* **Written problem**:
Copy the data precisely, character for character, and leave out every picture.

* **The data**:
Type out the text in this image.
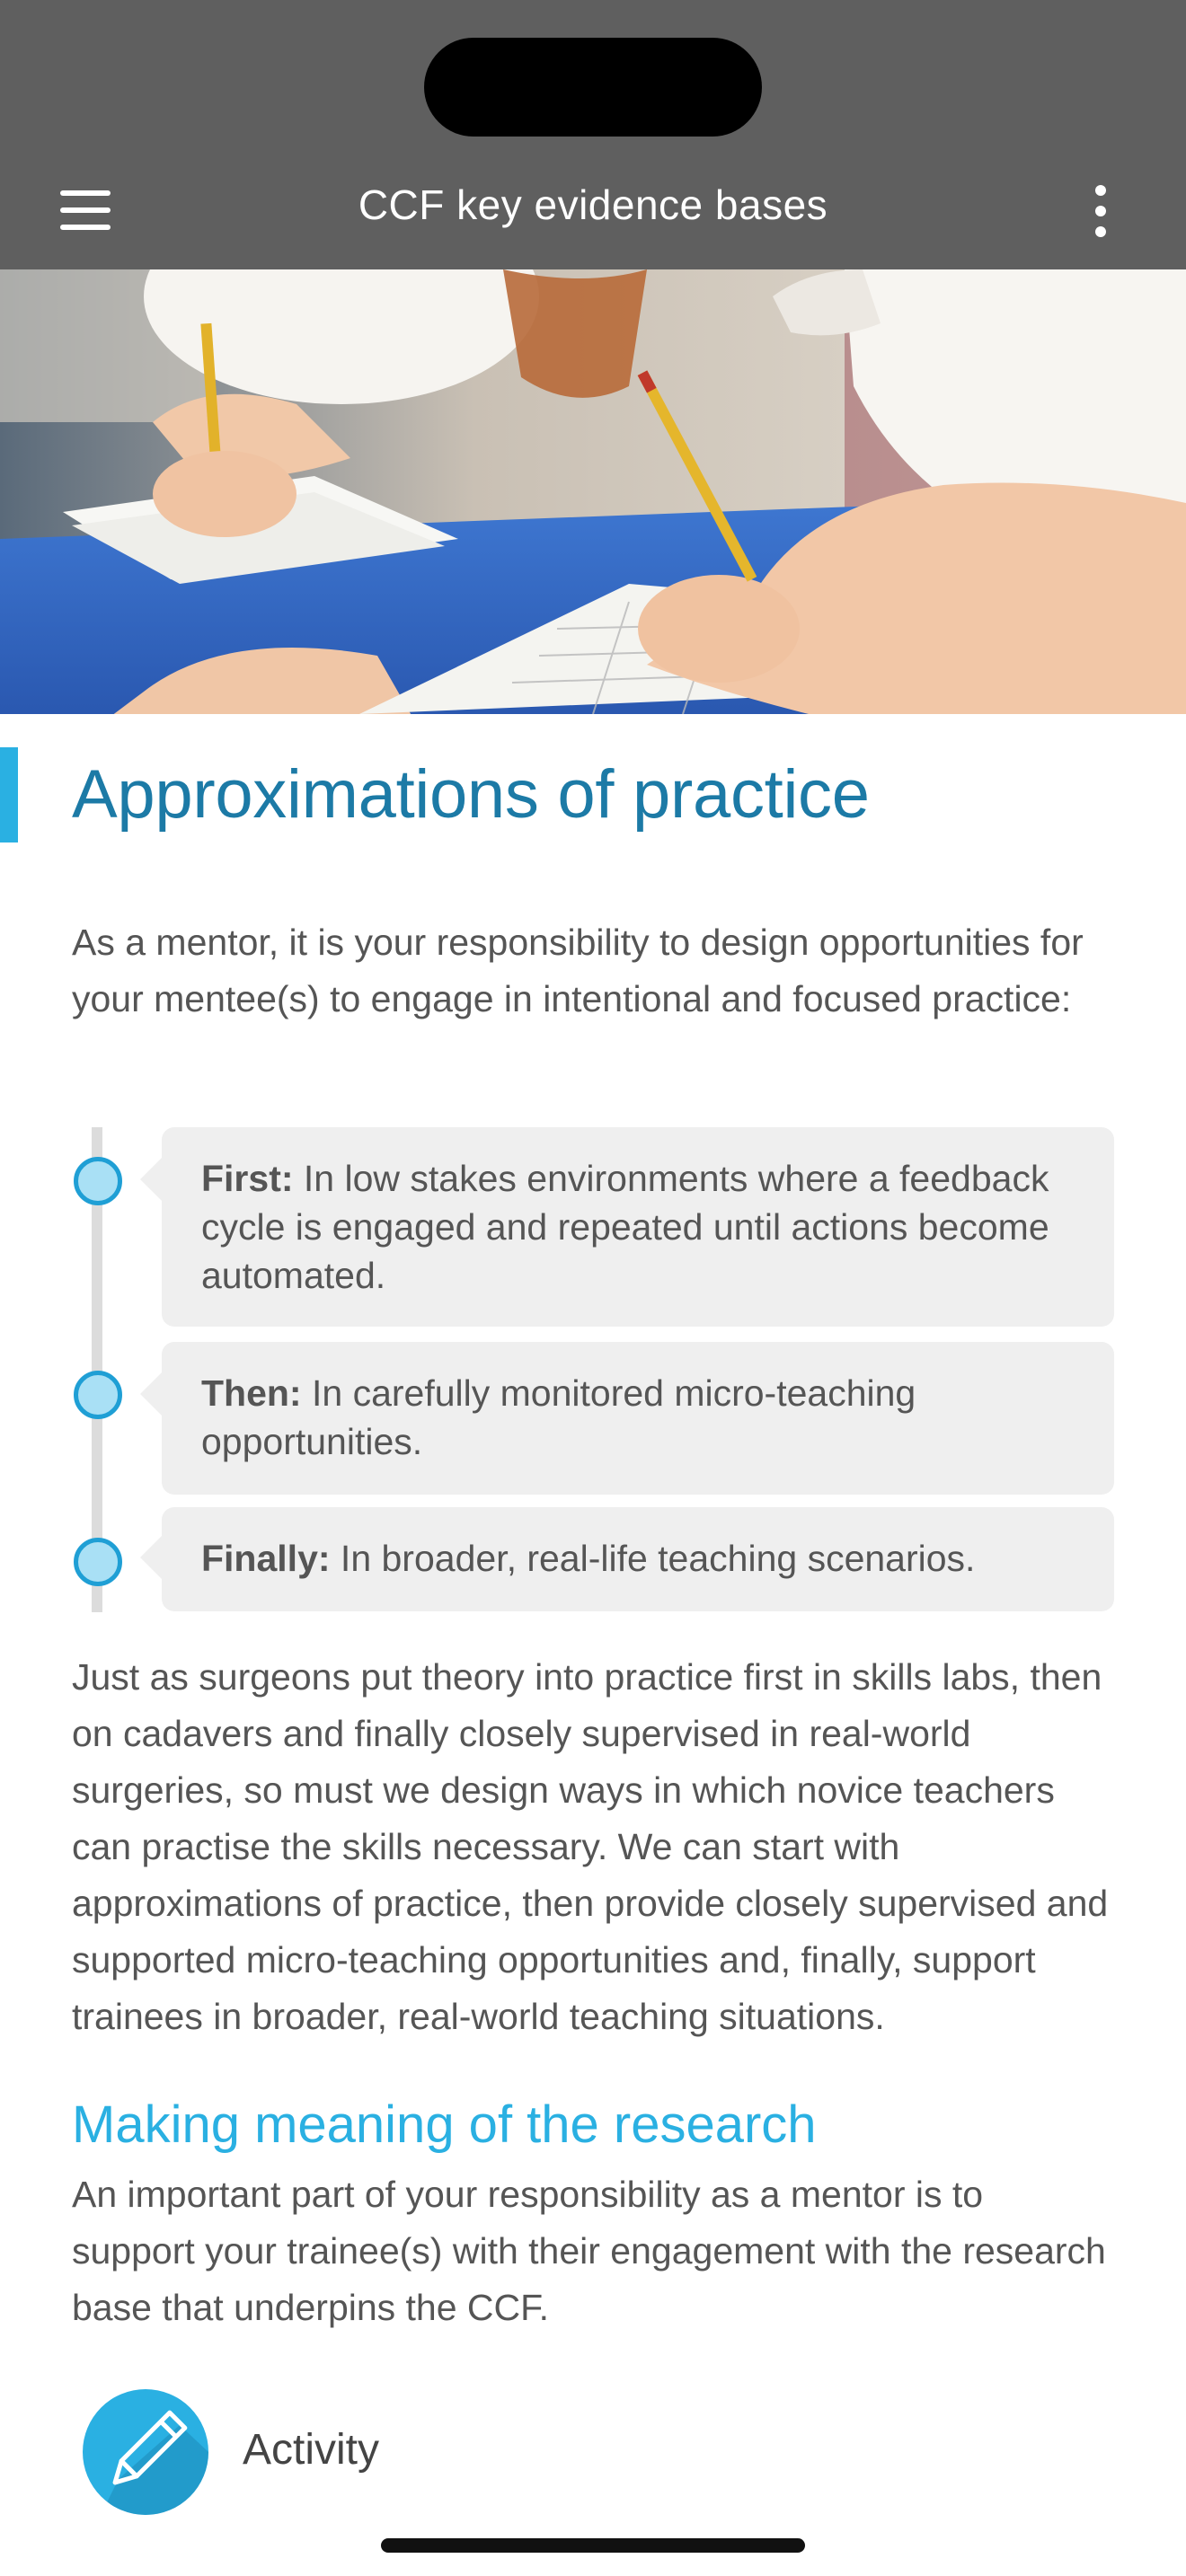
CCF key evidence bases
Approximations of practice

As a mentor, it is your responsibility to design opportunities for your mentee(s) to engage in intentional and focused practice:

First: In low stakes environments where a feedback cycle is engaged and repeated until actions become automated.
Then: In carefully monitored micro-teaching opportunities.
Finally: In broader, real-life teaching scenarios.

Just as surgeons put theory into practice first in skills labs, then on cadavers and finally closely supervised in real-world surgeries, so must we design ways in which novice teachers can practise the skills necessary. We can start with approximations of practice, then provide closely supervised and supported micro-teaching opportunities and, finally, support trainees in broader, real-world teaching situations.

Making meaning of the research

An important part of your responsibility as a mentor is to support your trainee(s) with their engagement with the research base that underpins the CCF.

Activity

* **The result**:
Type out the text in this image.
CCF key evidence bases
Approximations of practice

As a mentor, it is your responsibility to design opportunities for your mentee(s) to engage in intentional and focused practice:

First: In low stakes environments where a feedback cycle is engaged and repeated until actions become automated.
Then: In carefully monitored micro-teaching opportunities.
Finally: In broader, real-life teaching scenarios.

Just as surgeons put theory into practice first in skills labs, then on cadavers and finally closely supervised in real-world surgeries, so must we design ways in which novice teachers can practise the skills necessary. We can start with approximations of practice, then provide closely supervised and supported micro-teaching opportunities and, finally, support trainees in broader, real-world teaching situations.

Making meaning of the research

An important part of your responsibility as a mentor is to support your trainee(s) with their engagement with the research base that underpins the CCF.

Activity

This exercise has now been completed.